Filter the entries that follow, copying every line in which the word "device" appears.

= Records for this task =
*****

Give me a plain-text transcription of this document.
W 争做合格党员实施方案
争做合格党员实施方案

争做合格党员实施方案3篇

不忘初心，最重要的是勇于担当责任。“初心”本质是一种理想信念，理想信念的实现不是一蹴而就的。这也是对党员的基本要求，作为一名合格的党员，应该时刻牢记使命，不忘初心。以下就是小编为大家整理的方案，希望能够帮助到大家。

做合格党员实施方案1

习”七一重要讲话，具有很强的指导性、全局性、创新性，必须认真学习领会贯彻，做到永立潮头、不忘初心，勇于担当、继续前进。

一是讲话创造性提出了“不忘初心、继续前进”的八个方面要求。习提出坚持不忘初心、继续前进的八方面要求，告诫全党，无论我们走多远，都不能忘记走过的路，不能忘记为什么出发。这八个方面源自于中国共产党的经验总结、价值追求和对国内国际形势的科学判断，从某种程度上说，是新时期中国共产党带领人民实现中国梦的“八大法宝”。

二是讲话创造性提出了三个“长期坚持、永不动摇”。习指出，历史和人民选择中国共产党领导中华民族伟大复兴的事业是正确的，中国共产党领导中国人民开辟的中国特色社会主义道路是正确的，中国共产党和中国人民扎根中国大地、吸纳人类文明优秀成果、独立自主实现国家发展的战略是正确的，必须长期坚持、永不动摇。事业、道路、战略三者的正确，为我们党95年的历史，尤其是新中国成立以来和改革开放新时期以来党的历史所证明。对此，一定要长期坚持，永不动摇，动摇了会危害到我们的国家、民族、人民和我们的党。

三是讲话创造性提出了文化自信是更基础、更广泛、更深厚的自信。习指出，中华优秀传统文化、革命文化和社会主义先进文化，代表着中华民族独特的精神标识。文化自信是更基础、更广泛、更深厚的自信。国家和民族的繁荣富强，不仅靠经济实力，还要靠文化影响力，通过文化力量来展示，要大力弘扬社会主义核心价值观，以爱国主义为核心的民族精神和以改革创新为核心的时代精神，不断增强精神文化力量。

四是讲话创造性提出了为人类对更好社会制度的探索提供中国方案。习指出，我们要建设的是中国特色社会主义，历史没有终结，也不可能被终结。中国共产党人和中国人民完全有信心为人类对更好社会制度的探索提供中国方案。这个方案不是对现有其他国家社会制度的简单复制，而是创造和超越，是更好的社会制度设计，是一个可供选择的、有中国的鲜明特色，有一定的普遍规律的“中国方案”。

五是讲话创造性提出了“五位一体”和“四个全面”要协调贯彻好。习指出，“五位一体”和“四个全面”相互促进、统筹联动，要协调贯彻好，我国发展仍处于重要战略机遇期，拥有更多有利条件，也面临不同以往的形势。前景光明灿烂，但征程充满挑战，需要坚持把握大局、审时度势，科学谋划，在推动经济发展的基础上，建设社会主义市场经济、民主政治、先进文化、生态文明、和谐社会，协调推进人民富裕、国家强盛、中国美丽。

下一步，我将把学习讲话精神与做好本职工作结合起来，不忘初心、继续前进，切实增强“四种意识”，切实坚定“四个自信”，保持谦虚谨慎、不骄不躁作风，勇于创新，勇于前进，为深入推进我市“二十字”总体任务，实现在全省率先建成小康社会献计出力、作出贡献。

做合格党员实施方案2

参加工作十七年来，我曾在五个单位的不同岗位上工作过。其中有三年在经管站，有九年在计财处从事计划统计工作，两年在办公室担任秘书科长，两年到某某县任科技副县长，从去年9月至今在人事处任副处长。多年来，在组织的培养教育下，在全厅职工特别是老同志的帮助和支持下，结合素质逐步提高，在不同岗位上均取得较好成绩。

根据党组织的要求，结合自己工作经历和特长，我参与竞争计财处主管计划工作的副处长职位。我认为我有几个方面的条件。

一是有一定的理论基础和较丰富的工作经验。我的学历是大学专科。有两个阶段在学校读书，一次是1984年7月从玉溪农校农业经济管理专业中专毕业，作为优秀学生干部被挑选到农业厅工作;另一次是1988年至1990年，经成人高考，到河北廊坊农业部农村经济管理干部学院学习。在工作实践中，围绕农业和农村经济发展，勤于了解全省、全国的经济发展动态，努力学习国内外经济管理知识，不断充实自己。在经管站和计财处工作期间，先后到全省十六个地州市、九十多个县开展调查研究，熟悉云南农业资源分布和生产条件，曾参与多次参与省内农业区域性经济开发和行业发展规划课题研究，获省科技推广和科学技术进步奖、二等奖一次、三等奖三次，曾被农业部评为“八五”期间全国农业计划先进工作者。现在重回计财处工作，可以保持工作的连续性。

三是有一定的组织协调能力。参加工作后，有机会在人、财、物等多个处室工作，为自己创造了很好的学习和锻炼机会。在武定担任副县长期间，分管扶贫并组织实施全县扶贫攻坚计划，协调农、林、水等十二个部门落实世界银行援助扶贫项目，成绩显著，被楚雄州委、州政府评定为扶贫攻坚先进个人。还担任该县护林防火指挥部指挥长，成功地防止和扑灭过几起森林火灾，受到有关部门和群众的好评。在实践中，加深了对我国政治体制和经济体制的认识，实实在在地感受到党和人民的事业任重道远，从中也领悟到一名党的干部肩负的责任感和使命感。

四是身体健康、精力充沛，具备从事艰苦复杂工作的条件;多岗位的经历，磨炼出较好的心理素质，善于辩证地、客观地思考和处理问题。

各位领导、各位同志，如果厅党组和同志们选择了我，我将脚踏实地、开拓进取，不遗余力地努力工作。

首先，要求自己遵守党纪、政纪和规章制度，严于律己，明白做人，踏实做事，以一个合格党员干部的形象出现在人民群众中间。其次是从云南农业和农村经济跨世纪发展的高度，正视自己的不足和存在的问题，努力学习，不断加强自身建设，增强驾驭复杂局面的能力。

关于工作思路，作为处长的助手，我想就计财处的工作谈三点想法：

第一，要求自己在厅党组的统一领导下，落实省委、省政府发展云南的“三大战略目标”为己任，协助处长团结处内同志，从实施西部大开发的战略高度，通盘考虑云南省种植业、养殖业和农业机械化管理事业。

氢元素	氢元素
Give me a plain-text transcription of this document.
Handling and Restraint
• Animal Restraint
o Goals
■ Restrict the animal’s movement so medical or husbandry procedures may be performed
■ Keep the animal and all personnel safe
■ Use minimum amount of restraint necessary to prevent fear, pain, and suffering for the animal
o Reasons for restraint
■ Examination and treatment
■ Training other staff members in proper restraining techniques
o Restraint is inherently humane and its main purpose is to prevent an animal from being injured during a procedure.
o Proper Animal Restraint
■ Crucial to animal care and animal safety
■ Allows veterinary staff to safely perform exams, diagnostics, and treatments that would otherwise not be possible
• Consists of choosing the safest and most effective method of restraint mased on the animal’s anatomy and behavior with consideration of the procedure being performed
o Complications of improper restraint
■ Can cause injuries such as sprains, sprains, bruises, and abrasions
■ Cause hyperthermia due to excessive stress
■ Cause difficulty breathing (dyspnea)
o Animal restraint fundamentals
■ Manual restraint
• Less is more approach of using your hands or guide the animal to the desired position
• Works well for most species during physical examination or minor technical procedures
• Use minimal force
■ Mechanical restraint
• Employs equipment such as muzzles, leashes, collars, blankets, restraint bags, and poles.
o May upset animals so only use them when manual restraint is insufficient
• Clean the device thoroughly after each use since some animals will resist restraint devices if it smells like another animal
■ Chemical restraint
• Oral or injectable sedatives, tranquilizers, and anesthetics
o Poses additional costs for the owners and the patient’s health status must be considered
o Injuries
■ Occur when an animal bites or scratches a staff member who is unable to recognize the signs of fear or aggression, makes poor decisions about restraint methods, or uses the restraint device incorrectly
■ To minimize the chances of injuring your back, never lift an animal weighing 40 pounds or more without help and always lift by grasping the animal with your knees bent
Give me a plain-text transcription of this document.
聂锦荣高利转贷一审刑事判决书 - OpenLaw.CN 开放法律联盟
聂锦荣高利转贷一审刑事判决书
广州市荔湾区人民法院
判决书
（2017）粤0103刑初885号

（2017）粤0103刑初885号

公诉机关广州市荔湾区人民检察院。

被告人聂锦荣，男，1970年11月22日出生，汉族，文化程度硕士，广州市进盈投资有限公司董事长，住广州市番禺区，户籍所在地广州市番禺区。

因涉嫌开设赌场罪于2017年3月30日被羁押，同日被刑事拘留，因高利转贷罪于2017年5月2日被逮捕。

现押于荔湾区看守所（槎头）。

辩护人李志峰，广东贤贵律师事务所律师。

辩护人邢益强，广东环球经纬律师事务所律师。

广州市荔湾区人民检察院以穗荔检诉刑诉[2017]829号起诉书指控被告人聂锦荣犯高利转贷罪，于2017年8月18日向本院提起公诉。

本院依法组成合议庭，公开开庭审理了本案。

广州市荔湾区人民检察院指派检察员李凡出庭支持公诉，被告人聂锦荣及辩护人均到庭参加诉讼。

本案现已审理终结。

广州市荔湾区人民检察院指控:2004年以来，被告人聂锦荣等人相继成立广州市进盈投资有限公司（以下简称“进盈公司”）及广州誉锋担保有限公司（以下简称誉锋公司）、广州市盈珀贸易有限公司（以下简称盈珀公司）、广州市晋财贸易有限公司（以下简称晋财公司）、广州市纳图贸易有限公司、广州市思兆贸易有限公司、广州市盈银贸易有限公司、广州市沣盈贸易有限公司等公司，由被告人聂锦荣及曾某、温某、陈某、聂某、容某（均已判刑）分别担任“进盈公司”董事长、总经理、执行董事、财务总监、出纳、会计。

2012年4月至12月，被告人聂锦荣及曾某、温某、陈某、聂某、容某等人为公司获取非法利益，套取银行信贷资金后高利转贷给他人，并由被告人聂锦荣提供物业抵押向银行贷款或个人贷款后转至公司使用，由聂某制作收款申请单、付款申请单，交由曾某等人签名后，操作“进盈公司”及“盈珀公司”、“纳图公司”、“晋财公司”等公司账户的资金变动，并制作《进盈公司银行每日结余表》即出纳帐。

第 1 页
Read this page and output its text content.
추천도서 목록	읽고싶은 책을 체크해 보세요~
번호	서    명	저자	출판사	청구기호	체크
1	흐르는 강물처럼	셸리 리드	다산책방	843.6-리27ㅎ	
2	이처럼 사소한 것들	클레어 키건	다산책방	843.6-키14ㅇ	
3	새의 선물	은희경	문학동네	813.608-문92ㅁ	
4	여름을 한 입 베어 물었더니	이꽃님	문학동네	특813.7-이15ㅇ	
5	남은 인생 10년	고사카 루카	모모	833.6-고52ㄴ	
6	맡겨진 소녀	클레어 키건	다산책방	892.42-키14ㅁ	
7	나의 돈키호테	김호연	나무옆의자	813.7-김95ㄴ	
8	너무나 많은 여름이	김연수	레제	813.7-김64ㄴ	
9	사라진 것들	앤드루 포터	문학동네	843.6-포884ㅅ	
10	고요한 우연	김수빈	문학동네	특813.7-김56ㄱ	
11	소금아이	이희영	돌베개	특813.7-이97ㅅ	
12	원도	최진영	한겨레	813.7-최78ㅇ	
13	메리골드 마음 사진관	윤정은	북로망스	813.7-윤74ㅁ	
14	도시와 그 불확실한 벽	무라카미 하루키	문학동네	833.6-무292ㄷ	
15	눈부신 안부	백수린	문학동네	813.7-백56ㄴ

*****

= Expected answer =
• Clean the device thoroughly after each use since some animals will resist restraint devices if it smells like another animal
■ Occur when an animal bites or scratches a staff member who is unable to recognize the signs of fear or aggression, makes poor decisions about restraint methods, or uses the restraint device incorrectly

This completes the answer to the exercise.